───── Material provided ─────

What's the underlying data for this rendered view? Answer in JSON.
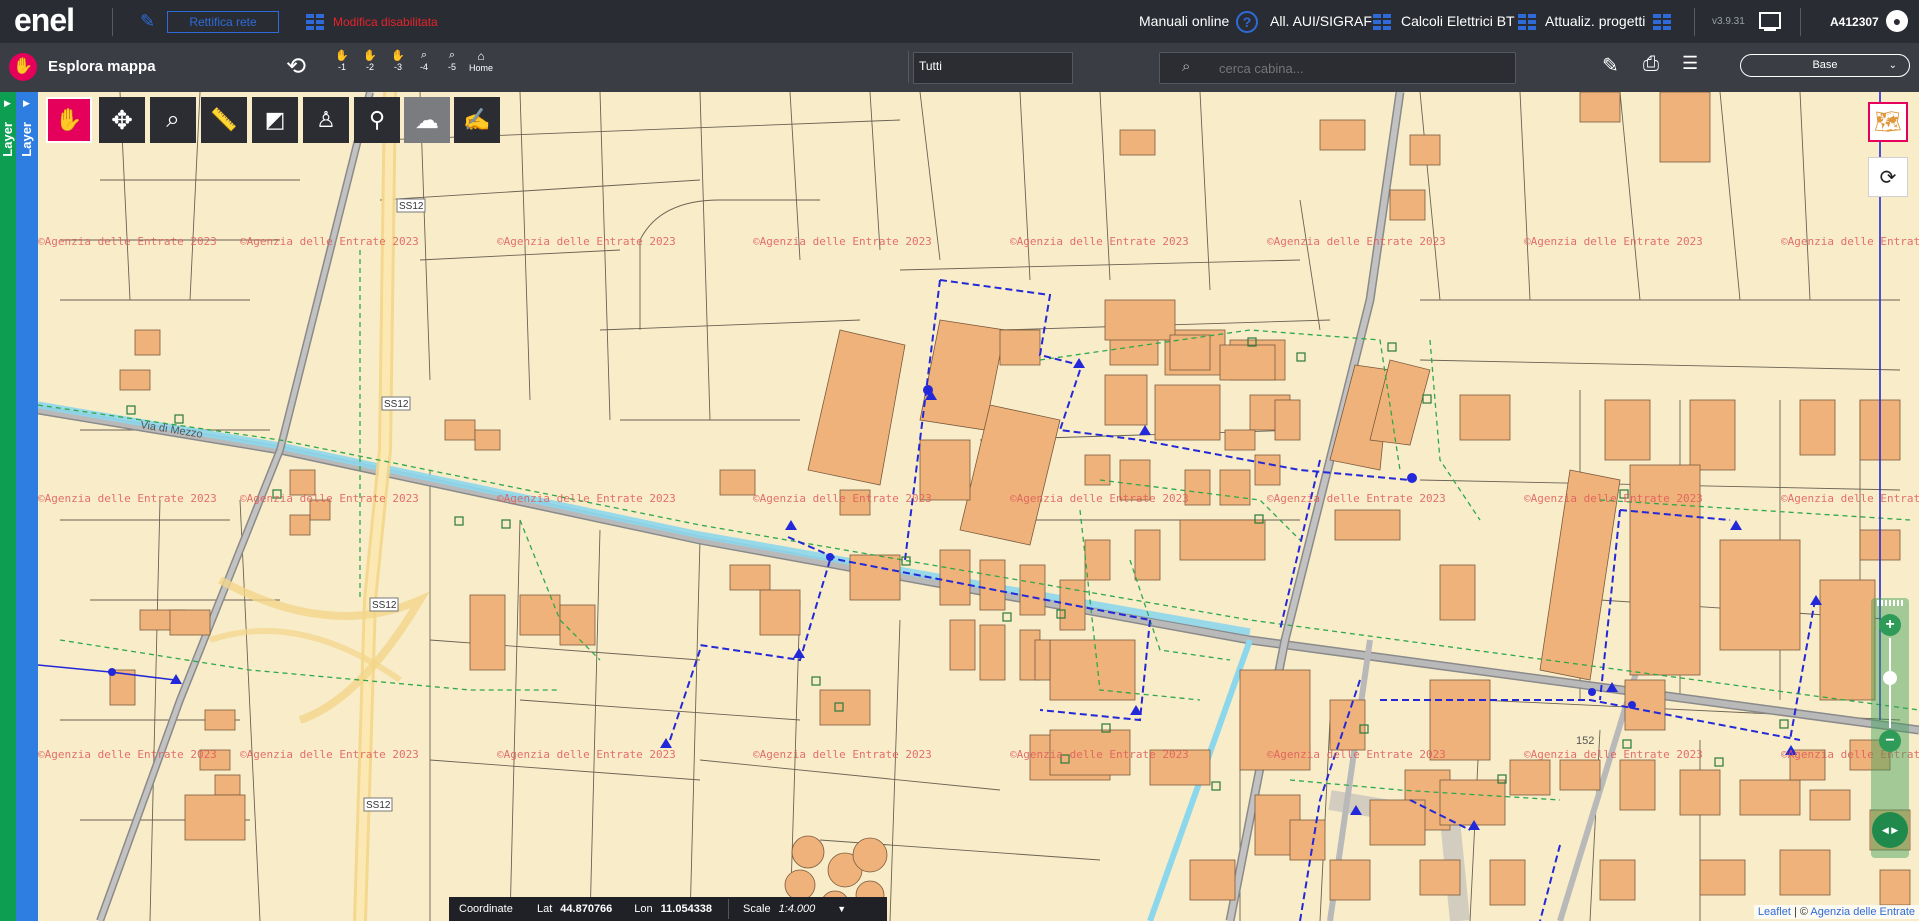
{
  "header": {
    "logo": "enel",
    "rettifica_label": "Rettifica rete",
    "modifica_label": "Modifica disabilitata",
    "links": [
      "Manuali online",
      "All. AUI/SIGRAF",
      "Calcoli Elettrici BT",
      "Attualiz. progetti"
    ],
    "version": "v3.9.31",
    "user": "A412307"
  },
  "toolbar": {
    "title": "Esplora mappa",
    "zoom_buttons": [
      "-1",
      "-2",
      "-3",
      "-4",
      "-5",
      "Home"
    ],
    "filter_value": "Tutti",
    "search_placeholder": "cerca cabina...",
    "base_label": "Base"
  },
  "sidebar": {
    "label_a": "Layer",
    "label_b": "Layer"
  },
  "map": {
    "watermark": "©Agenzia delle Entrate 2023",
    "road_labels": [
      "SS12",
      "SS12",
      "SS12",
      "SS12",
      "Via di Mezzo",
      "152"
    ]
  },
  "coordinates": {
    "label": "Coordinate",
    "lat_label": "Lat",
    "lat": "44.870766",
    "lon_label": "Lon",
    "lon": "11.054338",
    "scale_label": "Scale",
    "scale": "1:4.000"
  },
  "attribution": {
    "leaflet": "Leaflet",
    "sep": "| ©",
    "source": "Agenzia delle Entrate"
  },
  "colors": {
    "accent": "#e5005b",
    "brand_blue": "#2e6bd8",
    "map_bg": "#f8ecc9",
    "building": "#efb27a"
  }
}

─────

- [Task instructions] Transcribe the records verbatim and omit the images.

- [Task solution]
What's the underlying data for this rendered view? Answer in JSON.
{
  "header": {
    "logo": "enel",
    "rettifica_label": "Rettifica rete",
    "modifica_label": "Modifica disabilitata",
    "links": [
      "Manuali online",
      "All. AUI/SIGRAF",
      "Calcoli Elettrici BT",
      "Attualiz. progetti"
    ],
    "version": "v3.9.31",
    "user": "A412307"
  },
  "toolbar": {
    "title": "Esplora mappa",
    "zoom_buttons": [
      "-1",
      "-2",
      "-3",
      "-4",
      "-5",
      "Home"
    ],
    "filter_value": "Tutti",
    "search_placeholder": "cerca cabina...",
    "base_label": "Base"
  },
  "sidebar": {
    "label_a": "Layer",
    "label_b": "Layer"
  },
  "map": {
    "watermark": "©Agenzia delle Entrate 2023",
    "road_labels": [
      "SS12",
      "SS12",
      "SS12",
      "SS12",
      "Via di Mezzo",
      "152"
    ]
  },
  "coordinates": {
    "label": "Coordinate",
    "lat_label": "Lat",
    "lat": "44.870766",
    "lon_label": "Lon",
    "lon": "11.054338",
    "scale_label": "Scale",
    "scale": "1:4.000"
  },
  "attribution": {
    "leaflet": "Leaflet",
    "sep": "| ©",
    "source": "Agenzia delle Entrate"
  },
  "colors": {
    "accent": "#e5005b",
    "brand_blue": "#2e6bd8",
    "map_bg": "#f8ecc9",
    "building": "#efb27a"
  }
}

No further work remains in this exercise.